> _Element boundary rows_
──────

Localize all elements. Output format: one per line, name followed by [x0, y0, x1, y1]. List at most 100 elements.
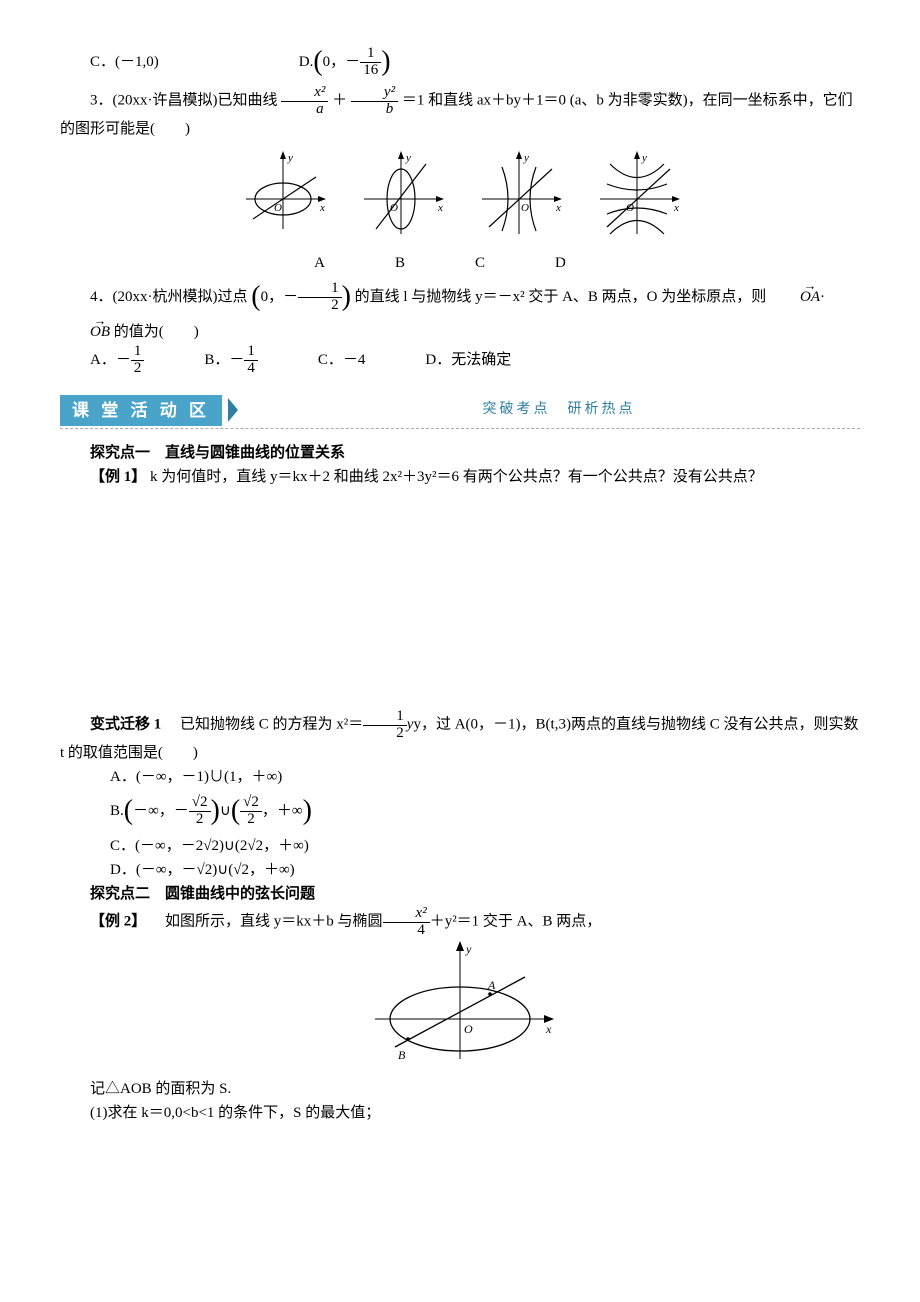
q2-options: C．(－1,0) D. ( 0，－116 ) [60, 40, 860, 85]
den: a [281, 102, 328, 118]
den: 2 [240, 812, 262, 828]
explore2: 探究点二 圆锥曲线中的弦长问题 【例 2】 如图所示，直线 y＝kx＋b 与椭圆… [60, 882, 860, 1125]
den: 4 [244, 361, 258, 377]
sqrt2: 2 [233, 858, 249, 882]
svg-text:B: B [398, 1048, 406, 1062]
section-header: 课 堂 活 动 区 突破考点 研析热点 [60, 395, 860, 429]
example2-tail-b: (1)求在 k＝0,0<b<1 的条件下，S 的最大值； [60, 1101, 860, 1125]
pre: B. [110, 803, 124, 819]
num: 1 [360, 46, 381, 63]
q3-fig-a: y x O [238, 149, 328, 239]
q3-frac2: y²b [351, 85, 398, 118]
q4-opt-d: D．无法确定 [425, 344, 511, 377]
svg-text:y: y [405, 152, 411, 164]
ellipse-figure: y x O A B [360, 939, 560, 1069]
v1-opt-c: C．(－∞，－22)∪(22，＋∞) [110, 834, 860, 858]
variant1: 变式迁移 1 已知抛物线 C 的方程为 x²＝12yy，过 A(0，－1)，B(… [60, 709, 860, 882]
sqrt: 2 [197, 858, 213, 882]
ex-label: 【例 2】 [90, 914, 146, 930]
explore1-heading: 探究点一 直线与圆锥曲线的位置关系 [60, 441, 860, 465]
section-subtitle: 突破考点 研析热点 [258, 399, 860, 421]
svg-text:A: A [487, 978, 496, 992]
svg-text:y: y [465, 942, 472, 956]
den: 2 [131, 361, 145, 377]
svg-text:O: O [521, 202, 529, 214]
den: 2 [189, 812, 211, 828]
section-title: 课 堂 活 动 区 [60, 395, 222, 426]
q2-opt-c: C．(－1,0) [90, 40, 159, 85]
q4-opt-b: B．－14 [204, 344, 258, 377]
label: B． [204, 348, 229, 372]
svg-text:y: y [287, 152, 293, 164]
q4-stem-a: 4．(20xx·杭州模拟)过点 [90, 289, 248, 305]
svg-text:x: x [437, 202, 443, 214]
num: 1 [244, 344, 258, 361]
paren-r: ) [381, 40, 390, 85]
plus: ＋ [332, 92, 347, 108]
num: 1 [363, 709, 407, 726]
v1-opt-b: B.(－∞，－22)∪(22，＋∞) [110, 789, 860, 834]
num: y² [351, 85, 398, 102]
stem-b: ＋y²＝1 交于 A、B 两点， [430, 914, 602, 930]
end: ，＋∞) [249, 862, 295, 878]
svg-text:x: x [673, 202, 679, 214]
frac: x²4 [383, 906, 430, 939]
vec-ob: OB [60, 320, 110, 344]
ex-label: 【例 1】 [90, 469, 146, 485]
opt-d-label: D. [299, 50, 314, 74]
v1-opt-a: A．(－∞，－1)∪(1，＋∞) [110, 765, 860, 789]
q4-stem-c: 的值为( ) [114, 324, 199, 340]
q3-figures: y x O y x O y x O [60, 149, 860, 247]
q3-fig-labels: ABCD [90, 251, 860, 275]
end: ，＋∞) [263, 838, 309, 854]
q4-opt-a: A．－12 [90, 344, 144, 377]
den: 16 [360, 63, 381, 79]
example2-stem: 【例 2】 如图所示，直线 y＝kx＋b 与椭圆x²4＋y²＝1 交于 A、B … [60, 906, 860, 939]
stem-a: 已知抛物线 C 的方程为 x²＝ [165, 716, 363, 732]
frac: 12 [363, 709, 407, 742]
num: 1 [298, 281, 342, 298]
ex-text: k 为何值时，直线 y＝kx＋2 和曲线 2x²＋3y²＝6 有两个公共点？有一… [150, 469, 763, 485]
paren-r: ) [342, 281, 351, 312]
sqrt: 2 [203, 834, 219, 858]
q4-opt-c: C．－4 [318, 344, 366, 377]
q3-stem-a: 3．(20xx·许昌模拟)已知曲线 [90, 92, 278, 108]
den: 4 [383, 923, 430, 939]
q4-stem: 4．(20xx·杭州模拟)过点 (0，－12) 的直线 l 与抛物线 y＝－x²… [60, 275, 860, 344]
svg-text:O: O [464, 1022, 473, 1036]
q4-stem-b: 的直线 l 与抛物线 y＝－x² 交于 A、B 两点，O 为坐标原点，则 [355, 289, 767, 305]
blank-space [60, 489, 860, 709]
q3-frac1: x²a [281, 85, 328, 118]
den: 2 [298, 298, 342, 314]
q4-options: A．－12 B．－14 C．－4 D．无法确定 [60, 344, 860, 377]
paren-l: ( [313, 40, 322, 85]
sqrt: 2 [192, 795, 208, 811]
v1-opt-d: D．(－∞，－2)∪(2，＋∞) [110, 858, 860, 882]
pre: C．(－∞，－2 [110, 838, 203, 854]
mid: )∪(2 [219, 838, 247, 854]
sqrt2: 2 [247, 834, 263, 858]
mid: )∪( [212, 862, 233, 878]
label: A． [90, 348, 116, 372]
svg-text:x: x [545, 1022, 552, 1036]
frac: 14 [244, 344, 258, 377]
svg-text:y: y [641, 152, 647, 164]
den: b [351, 102, 398, 118]
num: 1 [131, 344, 145, 361]
explore2-heading: 探究点二 圆锥曲线中的弦长问题 [60, 882, 860, 906]
q2-opt-d: D. ( 0，－116 ) [299, 40, 391, 85]
frac-d: 116 [360, 46, 381, 79]
svg-text:y: y [523, 152, 529, 164]
example2-figure: y x O A B [60, 939, 860, 1077]
q3-fig-c: y x O [474, 149, 564, 239]
example1: 【例 1】 k 为何值时，直线 y＝kx＋2 和曲线 2x²＋3y²＝6 有两个… [60, 465, 860, 489]
paren-l: ( [251, 281, 260, 312]
pre: D．(－∞，－ [110, 862, 197, 878]
q4-frac: 12 [298, 281, 342, 314]
stem-a: 如图所示，直线 y＝kx＋b 与椭圆 [150, 914, 383, 930]
vec-oa: OA [770, 285, 820, 309]
q3-fig-b: y x O [356, 149, 446, 239]
sqrt: 2 [243, 795, 259, 811]
explore1: 探究点一 直线与圆锥曲线的位置关系 【例 1】 k 为何值时，直线 y＝kx＋2… [60, 441, 860, 489]
example2-tail-a: 记△AOB 的面积为 S. [60, 1077, 860, 1101]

──────

> _TASK DETAILS_
Pick out every row above that contains the string "section", treating uppercase and lowercase as different, and copy each of those rows in full.

> _RESULT_
section-header: 课 堂 活 动 区 突破考点 研析热点 [60, 395, 860, 429]
section-subtitle: 突破考点 研析热点 [258, 399, 860, 421]
section-title: 课 堂 活 动 区 [60, 395, 222, 426]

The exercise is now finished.